*What to produce:*
Your task is to output all the records below, word for word.

== Records for processing

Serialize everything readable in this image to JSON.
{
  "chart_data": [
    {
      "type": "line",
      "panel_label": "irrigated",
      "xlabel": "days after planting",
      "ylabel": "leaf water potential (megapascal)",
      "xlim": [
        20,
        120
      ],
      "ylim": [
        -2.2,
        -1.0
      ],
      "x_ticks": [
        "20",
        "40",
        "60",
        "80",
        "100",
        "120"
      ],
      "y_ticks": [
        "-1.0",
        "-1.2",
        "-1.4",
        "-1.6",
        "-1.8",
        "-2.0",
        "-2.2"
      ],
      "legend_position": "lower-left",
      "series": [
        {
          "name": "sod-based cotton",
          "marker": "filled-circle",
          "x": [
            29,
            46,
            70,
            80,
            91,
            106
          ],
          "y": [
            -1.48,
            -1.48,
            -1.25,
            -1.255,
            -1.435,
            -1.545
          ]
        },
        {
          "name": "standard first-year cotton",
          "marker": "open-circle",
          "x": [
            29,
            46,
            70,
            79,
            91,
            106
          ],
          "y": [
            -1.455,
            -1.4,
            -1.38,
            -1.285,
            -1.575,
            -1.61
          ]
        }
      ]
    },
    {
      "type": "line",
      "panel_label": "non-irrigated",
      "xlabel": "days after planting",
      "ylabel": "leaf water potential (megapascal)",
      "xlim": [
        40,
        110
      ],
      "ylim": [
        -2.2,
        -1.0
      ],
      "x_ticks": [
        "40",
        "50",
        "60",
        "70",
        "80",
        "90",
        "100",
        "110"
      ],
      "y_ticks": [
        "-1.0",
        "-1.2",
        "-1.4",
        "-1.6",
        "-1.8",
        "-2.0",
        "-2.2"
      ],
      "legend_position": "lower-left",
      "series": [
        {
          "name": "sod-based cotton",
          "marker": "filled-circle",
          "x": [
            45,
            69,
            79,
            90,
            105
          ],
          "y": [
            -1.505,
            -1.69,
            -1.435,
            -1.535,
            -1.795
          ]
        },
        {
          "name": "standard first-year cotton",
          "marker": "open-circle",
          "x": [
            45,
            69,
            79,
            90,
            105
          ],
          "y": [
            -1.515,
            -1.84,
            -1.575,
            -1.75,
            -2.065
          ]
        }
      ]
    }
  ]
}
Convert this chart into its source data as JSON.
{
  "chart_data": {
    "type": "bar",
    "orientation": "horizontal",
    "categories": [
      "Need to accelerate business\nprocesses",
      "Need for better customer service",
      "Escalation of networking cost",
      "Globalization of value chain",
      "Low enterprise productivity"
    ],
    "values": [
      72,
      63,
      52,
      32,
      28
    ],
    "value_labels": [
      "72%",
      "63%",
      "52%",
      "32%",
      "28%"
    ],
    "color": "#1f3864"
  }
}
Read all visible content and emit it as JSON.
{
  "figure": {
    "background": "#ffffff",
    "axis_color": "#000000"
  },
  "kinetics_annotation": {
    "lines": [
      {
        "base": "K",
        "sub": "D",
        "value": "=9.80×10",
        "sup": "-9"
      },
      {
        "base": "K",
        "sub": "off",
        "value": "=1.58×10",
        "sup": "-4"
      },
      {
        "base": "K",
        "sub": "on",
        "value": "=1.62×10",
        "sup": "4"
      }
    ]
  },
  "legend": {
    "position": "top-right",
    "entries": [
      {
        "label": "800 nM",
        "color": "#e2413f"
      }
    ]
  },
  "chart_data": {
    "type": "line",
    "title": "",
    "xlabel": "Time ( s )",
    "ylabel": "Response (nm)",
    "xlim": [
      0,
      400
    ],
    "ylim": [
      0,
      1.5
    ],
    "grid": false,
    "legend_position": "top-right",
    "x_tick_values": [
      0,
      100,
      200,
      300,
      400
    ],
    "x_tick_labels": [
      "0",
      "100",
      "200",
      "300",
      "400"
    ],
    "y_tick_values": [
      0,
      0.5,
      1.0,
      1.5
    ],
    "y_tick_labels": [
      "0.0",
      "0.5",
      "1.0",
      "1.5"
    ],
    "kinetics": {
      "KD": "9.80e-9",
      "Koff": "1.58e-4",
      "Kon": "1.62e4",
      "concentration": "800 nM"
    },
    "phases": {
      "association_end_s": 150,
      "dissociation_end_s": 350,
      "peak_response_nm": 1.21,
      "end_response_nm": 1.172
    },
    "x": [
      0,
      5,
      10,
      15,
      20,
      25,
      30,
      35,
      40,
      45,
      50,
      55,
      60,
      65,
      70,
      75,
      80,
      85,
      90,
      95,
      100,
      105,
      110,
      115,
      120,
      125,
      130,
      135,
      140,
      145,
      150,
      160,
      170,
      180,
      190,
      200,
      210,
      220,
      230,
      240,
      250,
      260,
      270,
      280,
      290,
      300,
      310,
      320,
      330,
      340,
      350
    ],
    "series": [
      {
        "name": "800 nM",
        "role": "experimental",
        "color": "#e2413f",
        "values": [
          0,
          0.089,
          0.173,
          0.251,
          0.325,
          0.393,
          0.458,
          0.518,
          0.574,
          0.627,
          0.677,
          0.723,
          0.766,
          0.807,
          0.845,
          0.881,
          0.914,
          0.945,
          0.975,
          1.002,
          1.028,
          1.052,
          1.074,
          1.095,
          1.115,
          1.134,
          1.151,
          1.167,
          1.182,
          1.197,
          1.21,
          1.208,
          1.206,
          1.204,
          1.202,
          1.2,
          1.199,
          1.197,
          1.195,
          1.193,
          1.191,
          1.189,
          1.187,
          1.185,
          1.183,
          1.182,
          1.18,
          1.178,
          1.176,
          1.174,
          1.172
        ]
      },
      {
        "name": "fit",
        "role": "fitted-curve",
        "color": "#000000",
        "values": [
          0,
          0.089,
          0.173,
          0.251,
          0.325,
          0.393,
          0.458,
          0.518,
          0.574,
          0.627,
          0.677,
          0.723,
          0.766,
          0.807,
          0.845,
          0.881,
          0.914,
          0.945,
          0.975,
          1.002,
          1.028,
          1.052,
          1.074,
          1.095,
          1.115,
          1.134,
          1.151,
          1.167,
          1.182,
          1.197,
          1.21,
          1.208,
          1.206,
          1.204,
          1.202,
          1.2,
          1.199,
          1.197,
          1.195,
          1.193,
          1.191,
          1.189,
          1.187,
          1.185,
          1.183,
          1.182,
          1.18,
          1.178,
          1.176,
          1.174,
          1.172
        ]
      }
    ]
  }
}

====

*Response below:*
Serialize everything readable in this image to JSON.
{
  "chart_data": [
    {
      "type": "line",
      "panel_label": "irrigated",
      "xlabel": "days after planting",
      "ylabel": "leaf water potential (megapascal)",
      "xlim": [
        20,
        120
      ],
      "ylim": [
        -2.2,
        -1.0
      ],
      "x_ticks": [
        "20",
        "40",
        "60",
        "80",
        "100",
        "120"
      ],
      "y_ticks": [
        "-1.0",
        "-1.2",
        "-1.4",
        "-1.6",
        "-1.8",
        "-2.0",
        "-2.2"
      ],
      "legend_position": "lower-left",
      "series": [
        {
          "name": "sod-based cotton",
          "marker": "filled-circle",
          "x": [
            29,
            46,
            70,
            80,
            91,
            106
          ],
          "y": [
            -1.48,
            -1.48,
            -1.25,
            -1.255,
            -1.435,
            -1.545
          ]
        },
        {
          "name": "standard first-year cotton",
          "marker": "open-circle",
          "x": [
            29,
            46,
            70,
            79,
            91,
            106
          ],
          "y": [
            -1.455,
            -1.4,
            -1.38,
            -1.285,
            -1.575,
            -1.61
          ]
        }
      ]
    },
    {
      "type": "line",
      "panel_label": "non-irrigated",
      "xlabel": "days after planting",
      "ylabel": "leaf water potential (megapascal)",
      "xlim": [
        40,
        110
      ],
      "ylim": [
        -2.2,
        -1.0
      ],
      "x_ticks": [
        "40",
        "50",
        "60",
        "70",
        "80",
        "90",
        "100",
        "110"
      ],
      "y_ticks": [
        "-1.0",
        "-1.2",
        "-1.4",
        "-1.6",
        "-1.8",
        "-2.0",
        "-2.2"
      ],
      "legend_position": "lower-left",
      "series": [
        {
          "name": "sod-based cotton",
          "marker": "filled-circle",
          "x": [
            45,
            69,
            79,
            90,
            105
          ],
          "y": [
            -1.505,
            -1.69,
            -1.435,
            -1.535,
            -1.795
          ]
        },
        {
          "name": "standard first-year cotton",
          "marker": "open-circle",
          "x": [
            45,
            69,
            79,
            90,
            105
          ],
          "y": [
            -1.515,
            -1.84,
            -1.575,
            -1.75,
            -2.065
          ]
        }
      ]
    }
  ]
}
Convert this chart into its source data as JSON.
{
  "chart_data": {
    "type": "bar",
    "orientation": "horizontal",
    "categories": [
      "Need to accelerate business\nprocesses",
      "Need for better customer service",
      "Escalation of networking cost",
      "Globalization of value chain",
      "Low enterprise productivity"
    ],
    "values": [
      72,
      63,
      52,
      32,
      28
    ],
    "value_labels": [
      "72%",
      "63%",
      "52%",
      "32%",
      "28%"
    ],
    "color": "#1f3864"
  }
}
Read all visible content and emit it as JSON.
{
  "figure": {
    "background": "#ffffff",
    "axis_color": "#000000"
  },
  "kinetics_annotation": {
    "lines": [
      {
        "base": "K",
        "sub": "D",
        "value": "=9.80×10",
        "sup": "-9"
      },
      {
        "base": "K",
        "sub": "off",
        "value": "=1.58×10",
        "sup": "-4"
      },
      {
        "base": "K",
        "sub": "on",
        "value": "=1.62×10",
        "sup": "4"
      }
    ]
  },
  "legend": {
    "position": "top-right",
    "entries": [
      {
        "label": "800 nM",
        "color": "#e2413f"
      }
    ]
  },
  "chart_data": {
    "type": "line",
    "title": "",
    "xlabel": "Time ( s )",
    "ylabel": "Response (nm)",
    "xlim": [
      0,
      400
    ],
    "ylim": [
      0,
      1.5
    ],
    "grid": false,
    "legend_position": "top-right",
    "x_tick_values": [
      0,
      100,
      200,
      300,
      400
    ],
    "x_tick_labels": [
      "0",
      "100",
      "200",
      "300",
      "400"
    ],
    "y_tick_values": [
      0,
      0.5,
      1.0,
      1.5
    ],
    "y_tick_labels": [
      "0.0",
      "0.5",
      "1.0",
      "1.5"
    ],
    "kinetics": {
      "KD": "9.80e-9",
      "Koff": "1.58e-4",
      "Kon": "1.62e4",
      "concentration": "800 nM"
    },
    "phases": {
      "association_end_s": 150,
      "dissociation_end_s": 350,
      "peak_response_nm": 1.21,
      "end_response_nm": 1.172
    },
    "x": [
      0,
      5,
      10,
      15,
      20,
      25,
      30,
      35,
      40,
      45,
      50,
      55,
      60,
      65,
      70,
      75,
      80,
      85,
      90,
      95,
      100,
      105,
      110,
      115,
      120,
      125,
      130,
      135,
      140,
      145,
      150,
      160,
      170,
      180,
      190,
      200,
      210,
      220,
      230,
      240,
      250,
      260,
      270,
      280,
      290,
      300,
      310,
      320,
      330,
      340,
      350
    ],
    "series": [
      {
        "name": "800 nM",
        "role": "experimental",
        "color": "#e2413f",
        "values": [
          0,
          0.089,
          0.173,
          0.251,
          0.325,
          0.393,
          0.458,
          0.518,
          0.574,
          0.627,
          0.677,
          0.723,
          0.766,
          0.807,
          0.845,
          0.881,
          0.914,
          0.945,
          0.975,
          1.002,
          1.028,
          1.052,
          1.074,
          1.095,
          1.115,
          1.134,
          1.151,
          1.167,
          1.182,
          1.197,
          1.21,
          1.208,
          1.206,
          1.204,
          1.202,
          1.2,
          1.199,
          1.197,
          1.195,
          1.193,
          1.191,
          1.189,
          1.187,
          1.185,
          1.183,
          1.182,
          1.18,
          1.178,
          1.176,
          1.174,
          1.172
        ]
      },
      {
        "name": "fit",
        "role": "fitted-curve",
        "color": "#000000",
        "values": [
          0,
          0.089,
          0.173,
          0.251,
          0.325,
          0.393,
          0.458,
          0.518,
          0.574,
          0.627,
          0.677,
          0.723,
          0.766,
          0.807,
          0.845,
          0.881,
          0.914,
          0.945,
          0.975,
          1.002,
          1.028,
          1.052,
          1.074,
          1.095,
          1.115,
          1.134,
          1.151,
          1.167,
          1.182,
          1.197,
          1.21,
          1.208,
          1.206,
          1.204,
          1.202,
          1.2,
          1.199,
          1.197,
          1.195,
          1.193,
          1.191,
          1.189,
          1.187,
          1.185,
          1.183,
          1.182,
          1.18,
          1.178,
          1.176,
          1.174,
          1.172
        ]
      }
    ]
  }
}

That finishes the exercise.